Stored entries:
◆ ◆ ◆ ◆ ◆

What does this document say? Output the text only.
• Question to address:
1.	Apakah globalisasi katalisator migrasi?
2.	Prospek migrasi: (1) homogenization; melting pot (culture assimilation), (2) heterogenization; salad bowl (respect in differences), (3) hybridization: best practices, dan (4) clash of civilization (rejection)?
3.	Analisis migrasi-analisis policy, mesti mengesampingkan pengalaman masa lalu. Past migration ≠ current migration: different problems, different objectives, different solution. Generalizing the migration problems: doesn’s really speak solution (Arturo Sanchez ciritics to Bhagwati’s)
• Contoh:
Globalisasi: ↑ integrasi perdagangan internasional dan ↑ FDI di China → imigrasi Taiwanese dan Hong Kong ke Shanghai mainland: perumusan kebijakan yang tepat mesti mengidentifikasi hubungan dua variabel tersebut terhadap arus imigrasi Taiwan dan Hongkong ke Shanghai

◆ ◆ ◆ ◆ ◆

Your instructions: Reproduce every record, matching each line exactly.

Solution to the exercise:
What does this document say? Output the text only.
• Question to address:
1.	Apakah globalisasi katalisator migrasi?
2.	Prospek migrasi: (1) homogenization; melting pot (culture assimilation), (2) heterogenization; salad bowl (respect in differences), (3) hybridization: best practices, dan (4) clash of civilization (rejection)?
3.	Analisis migrasi-analisis policy, mesti mengesampingkan pengalaman masa lalu. Past migration ≠ current migration: different problems, different objectives, different solution. Generalizing the migration problems: doesn’s really speak solution (Arturo Sanchez ciritics to Bhagwati’s)
• Contoh:
Globalisasi: ↑ integrasi perdagangan internasional dan ↑ FDI di China → imigrasi Taiwanese dan Hong Kong ke Shanghai mainland: perumusan kebijakan yang tepat mesti mengidentifikasi hubungan dua variabel tersebut terhadap arus imigrasi Taiwan dan Hongkong ke Shanghai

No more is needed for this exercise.